Dataset rows >>
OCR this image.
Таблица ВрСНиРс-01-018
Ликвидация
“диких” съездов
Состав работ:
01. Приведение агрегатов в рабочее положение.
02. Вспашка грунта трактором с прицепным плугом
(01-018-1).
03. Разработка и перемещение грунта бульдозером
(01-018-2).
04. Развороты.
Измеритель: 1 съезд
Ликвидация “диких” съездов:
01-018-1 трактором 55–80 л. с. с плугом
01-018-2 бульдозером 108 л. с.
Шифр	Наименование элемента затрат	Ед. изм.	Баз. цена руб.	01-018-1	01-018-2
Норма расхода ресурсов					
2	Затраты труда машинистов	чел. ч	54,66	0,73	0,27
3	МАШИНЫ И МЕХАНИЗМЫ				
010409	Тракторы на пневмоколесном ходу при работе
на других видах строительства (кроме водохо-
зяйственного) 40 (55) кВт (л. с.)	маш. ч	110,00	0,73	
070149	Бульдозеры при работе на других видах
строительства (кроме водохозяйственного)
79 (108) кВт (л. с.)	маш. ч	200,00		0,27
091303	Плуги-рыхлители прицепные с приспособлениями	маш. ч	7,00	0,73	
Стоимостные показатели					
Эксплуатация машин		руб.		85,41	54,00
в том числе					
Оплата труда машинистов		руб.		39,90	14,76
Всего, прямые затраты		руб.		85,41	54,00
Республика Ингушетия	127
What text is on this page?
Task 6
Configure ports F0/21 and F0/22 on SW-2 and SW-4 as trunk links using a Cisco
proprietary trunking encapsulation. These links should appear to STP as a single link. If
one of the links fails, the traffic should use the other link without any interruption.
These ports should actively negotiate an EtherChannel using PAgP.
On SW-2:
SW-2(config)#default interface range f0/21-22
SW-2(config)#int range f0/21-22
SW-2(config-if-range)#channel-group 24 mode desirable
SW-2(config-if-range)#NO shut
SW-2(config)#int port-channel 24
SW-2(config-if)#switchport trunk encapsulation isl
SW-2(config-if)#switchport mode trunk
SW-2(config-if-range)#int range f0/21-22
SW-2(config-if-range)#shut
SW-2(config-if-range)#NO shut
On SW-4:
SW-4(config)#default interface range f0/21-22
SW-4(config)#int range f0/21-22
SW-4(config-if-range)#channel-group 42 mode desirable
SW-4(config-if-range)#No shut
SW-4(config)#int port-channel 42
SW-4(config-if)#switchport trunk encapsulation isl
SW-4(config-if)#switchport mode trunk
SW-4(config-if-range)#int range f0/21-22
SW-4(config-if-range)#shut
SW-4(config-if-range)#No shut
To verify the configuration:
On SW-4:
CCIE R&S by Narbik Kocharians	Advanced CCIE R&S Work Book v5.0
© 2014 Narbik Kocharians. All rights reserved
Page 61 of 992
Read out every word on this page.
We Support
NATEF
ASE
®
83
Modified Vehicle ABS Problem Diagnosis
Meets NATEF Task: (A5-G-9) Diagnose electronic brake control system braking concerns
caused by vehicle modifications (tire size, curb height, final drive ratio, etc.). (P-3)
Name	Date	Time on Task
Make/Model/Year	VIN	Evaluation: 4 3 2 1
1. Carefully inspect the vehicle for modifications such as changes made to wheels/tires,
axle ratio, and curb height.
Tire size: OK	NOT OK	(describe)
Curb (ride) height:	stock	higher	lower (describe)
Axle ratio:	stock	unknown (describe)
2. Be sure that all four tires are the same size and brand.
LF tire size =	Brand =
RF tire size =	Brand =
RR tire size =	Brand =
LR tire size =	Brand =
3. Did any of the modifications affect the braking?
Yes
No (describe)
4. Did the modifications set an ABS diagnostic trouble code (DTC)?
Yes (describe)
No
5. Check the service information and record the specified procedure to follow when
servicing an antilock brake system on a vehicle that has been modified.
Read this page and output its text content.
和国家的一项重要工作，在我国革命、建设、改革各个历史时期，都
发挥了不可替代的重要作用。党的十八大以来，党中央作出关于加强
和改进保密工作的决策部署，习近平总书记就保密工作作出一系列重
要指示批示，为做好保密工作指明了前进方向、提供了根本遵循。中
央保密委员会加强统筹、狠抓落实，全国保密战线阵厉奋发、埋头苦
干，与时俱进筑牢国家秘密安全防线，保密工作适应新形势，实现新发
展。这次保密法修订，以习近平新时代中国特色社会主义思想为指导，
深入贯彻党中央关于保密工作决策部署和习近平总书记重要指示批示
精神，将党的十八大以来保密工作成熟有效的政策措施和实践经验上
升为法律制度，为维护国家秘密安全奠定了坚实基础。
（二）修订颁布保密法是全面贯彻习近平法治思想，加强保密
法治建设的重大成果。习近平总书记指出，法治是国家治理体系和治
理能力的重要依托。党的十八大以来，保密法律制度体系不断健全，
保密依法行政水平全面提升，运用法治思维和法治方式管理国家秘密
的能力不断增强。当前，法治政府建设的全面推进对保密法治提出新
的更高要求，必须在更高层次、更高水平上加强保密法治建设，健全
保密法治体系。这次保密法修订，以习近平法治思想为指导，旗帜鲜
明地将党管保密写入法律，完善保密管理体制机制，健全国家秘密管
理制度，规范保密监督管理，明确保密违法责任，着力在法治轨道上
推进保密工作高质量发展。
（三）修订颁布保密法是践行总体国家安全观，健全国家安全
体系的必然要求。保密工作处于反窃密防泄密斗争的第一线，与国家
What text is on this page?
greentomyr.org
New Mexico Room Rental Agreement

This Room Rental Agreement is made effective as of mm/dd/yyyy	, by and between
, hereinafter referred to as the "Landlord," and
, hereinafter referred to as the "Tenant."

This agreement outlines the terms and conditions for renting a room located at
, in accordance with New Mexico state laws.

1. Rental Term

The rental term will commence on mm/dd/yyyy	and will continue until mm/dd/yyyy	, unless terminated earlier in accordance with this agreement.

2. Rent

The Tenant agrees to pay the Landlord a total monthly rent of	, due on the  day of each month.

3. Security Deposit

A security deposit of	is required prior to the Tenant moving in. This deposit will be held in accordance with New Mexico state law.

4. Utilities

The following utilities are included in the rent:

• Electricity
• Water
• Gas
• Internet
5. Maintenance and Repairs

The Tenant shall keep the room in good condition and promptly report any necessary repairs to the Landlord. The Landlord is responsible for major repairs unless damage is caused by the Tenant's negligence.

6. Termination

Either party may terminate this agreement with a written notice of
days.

Objective >>
Output every line above without altering anything.

In response >>
OCR this image.
Таблица ВрСНиРс-01-018
Ликвидация
“диких” съездов
Состав работ:
01. Приведение агрегатов в рабочее положение.
02. Вспашка грунта трактором с прицепным плугом
(01-018-1).
03. Разработка и перемещение грунта бульдозером
(01-018-2).
04. Развороты.
Измеритель: 1 съезд
Ликвидация “диких” съездов:
01-018-1 трактором 55–80 л. с. с плугом
01-018-2 бульдозером 108 л. с.
Шифр	Наименование элемента затрат	Ед. изм.	Баз. цена руб.	01-018-1	01-018-2
Норма расхода ресурсов					
2	Затраты труда машинистов	чел. ч	54,66	0,73	0,27
3	МАШИНЫ И МЕХАНИЗМЫ				
010409	Тракторы на пневмоколесном ходу при работе
на других видах строительства (кроме водохо-
зяйственного) 40 (55) кВт (л. с.)	маш. ч	110,00	0,73	
070149	Бульдозеры при работе на других видах
строительства (кроме водохозяйственного)
79 (108) кВт (л. с.)	маш. ч	200,00		0,27
091303	Плуги-рыхлители прицепные с приспособлениями	маш. ч	7,00	0,73	
Стоимостные показатели					
Эксплуатация машин		руб.		85,41	54,00
в том числе					
Оплата труда машинистов		руб.		39,90	14,76
Всего, прямые затраты		руб.		85,41	54,00
Республика Ингушетия	127
What text is on this page?
Task 6
Configure ports F0/21 and F0/22 on SW-2 and SW-4 as trunk links using a Cisco
proprietary trunking encapsulation. These links should appear to STP as a single link. If
one of the links fails, the traffic should use the other link without any interruption.
These ports should actively negotiate an EtherChannel using PAgP.
On SW-2:
SW-2(config)#default interface range f0/21-22
SW-2(config)#int range f0/21-22
SW-2(config-if-range)#channel-group 24 mode desirable
SW-2(config-if-range)#NO shut
SW-2(config)#int port-channel 24
SW-2(config-if)#switchport trunk encapsulation isl
SW-2(config-if)#switchport mode trunk
SW-2(config-if-range)#int range f0/21-22
SW-2(config-if-range)#shut
SW-2(config-if-range)#NO shut
On SW-4:
SW-4(config)#default interface range f0/21-22
SW-4(config)#int range f0/21-22
SW-4(config-if-range)#channel-group 42 mode desirable
SW-4(config-if-range)#No shut
SW-4(config)#int port-channel 42
SW-4(config-if)#switchport trunk encapsulation isl
SW-4(config-if)#switchport mode trunk
SW-4(config-if-range)#int range f0/21-22
SW-4(config-if-range)#shut
SW-4(config-if-range)#No shut
To verify the configuration:
On SW-4:
CCIE R&S by Narbik Kocharians	Advanced CCIE R&S Work Book v5.0
© 2014 Narbik Kocharians. All rights reserved
Page 61 of 992
Read out every word on this page.
We Support
NATEF
ASE
®
83
Modified Vehicle ABS Problem Diagnosis
Meets NATEF Task: (A5-G-9) Diagnose electronic brake control system braking concerns
caused by vehicle modifications (tire size, curb height, final drive ratio, etc.). (P-3)
Name	Date	Time on Task
Make/Model/Year	VIN	Evaluation: 4 3 2 1
1. Carefully inspect the vehicle for modifications such as changes made to wheels/tires,
axle ratio, and curb height.
Tire size: OK	NOT OK	(describe)
Curb (ride) height:	stock	higher	lower (describe)
Axle ratio:	stock	unknown (describe)
2. Be sure that all four tires are the same size and brand.
LF tire size =	Brand =
RF tire size =	Brand =
RR tire size =	Brand =
LR tire size =	Brand =
3. Did any of the modifications affect the braking?
Yes
No (describe)
4. Did the modifications set an ABS diagnostic trouble code (DTC)?
Yes (describe)
No
5. Check the service information and record the specified procedure to follow when
servicing an antilock brake system on a vehicle that has been modified.
Read this page and output its text content.
和国家的一项重要工作，在我国革命、建设、改革各个历史时期，都
发挥了不可替代的重要作用。党的十八大以来，党中央作出关于加强
和改进保密工作的决策部署，习近平总书记就保密工作作出一系列重
要指示批示，为做好保密工作指明了前进方向、提供了根本遵循。中
央保密委员会加强统筹、狠抓落实，全国保密战线阵厉奋发、埋头苦
干，与时俱进筑牢国家秘密安全防线，保密工作适应新形势，实现新发
展。这次保密法修订，以习近平新时代中国特色社会主义思想为指导，
深入贯彻党中央关于保密工作决策部署和习近平总书记重要指示批示
精神，将党的十八大以来保密工作成熟有效的政策措施和实践经验上
升为法律制度，为维护国家秘密安全奠定了坚实基础。
（二）修订颁布保密法是全面贯彻习近平法治思想，加强保密
法治建设的重大成果。习近平总书记指出，法治是国家治理体系和治
理能力的重要依托。党的十八大以来，保密法律制度体系不断健全，
保密依法行政水平全面提升，运用法治思维和法治方式管理国家秘密
的能力不断增强。当前，法治政府建设的全面推进对保密法治提出新
的更高要求，必须在更高层次、更高水平上加强保密法治建设，健全
保密法治体系。这次保密法修订，以习近平法治思想为指导，旗帜鲜
明地将党管保密写入法律，完善保密管理体制机制，健全国家秘密管
理制度，规范保密监督管理，明确保密违法责任，着力在法治轨道上
推进保密工作高质量发展。
（三）修订颁布保密法是践行总体国家安全观，健全国家安全
体系的必然要求。保密工作处于反窃密防泄密斗争的第一线，与国家
What text is on this page?
greentomyr.org
New Mexico Room Rental Agreement

This Room Rental Agreement is made effective as of mm/dd/yyyy	, by and between
, hereinafter referred to as the "Landlord," and
, hereinafter referred to as the "Tenant."

This agreement outlines the terms and conditions for renting a room located at
, in accordance with New Mexico state laws.

1. Rental Term

The rental term will commence on mm/dd/yyyy	and will continue until mm/dd/yyyy	, unless terminated earlier in accordance with this agreement.

2. Rent

The Tenant agrees to pay the Landlord a total monthly rent of	, due on the  day of each month.

3. Security Deposit

A security deposit of	is required prior to the Tenant moving in. This deposit will be held in accordance with New Mexico state law.

4. Utilities

The following utilities are included in the rent:

• Electricity
• Water
• Gas
• Internet
5. Maintenance and Repairs

The Tenant shall keep the room in good condition and promptly report any necessary repairs to the Landlord. The Landlord is responsible for major repairs unless damage is caused by the Tenant's negligence.

6. Termination

Either party may terminate this agreement with a written notice of
days.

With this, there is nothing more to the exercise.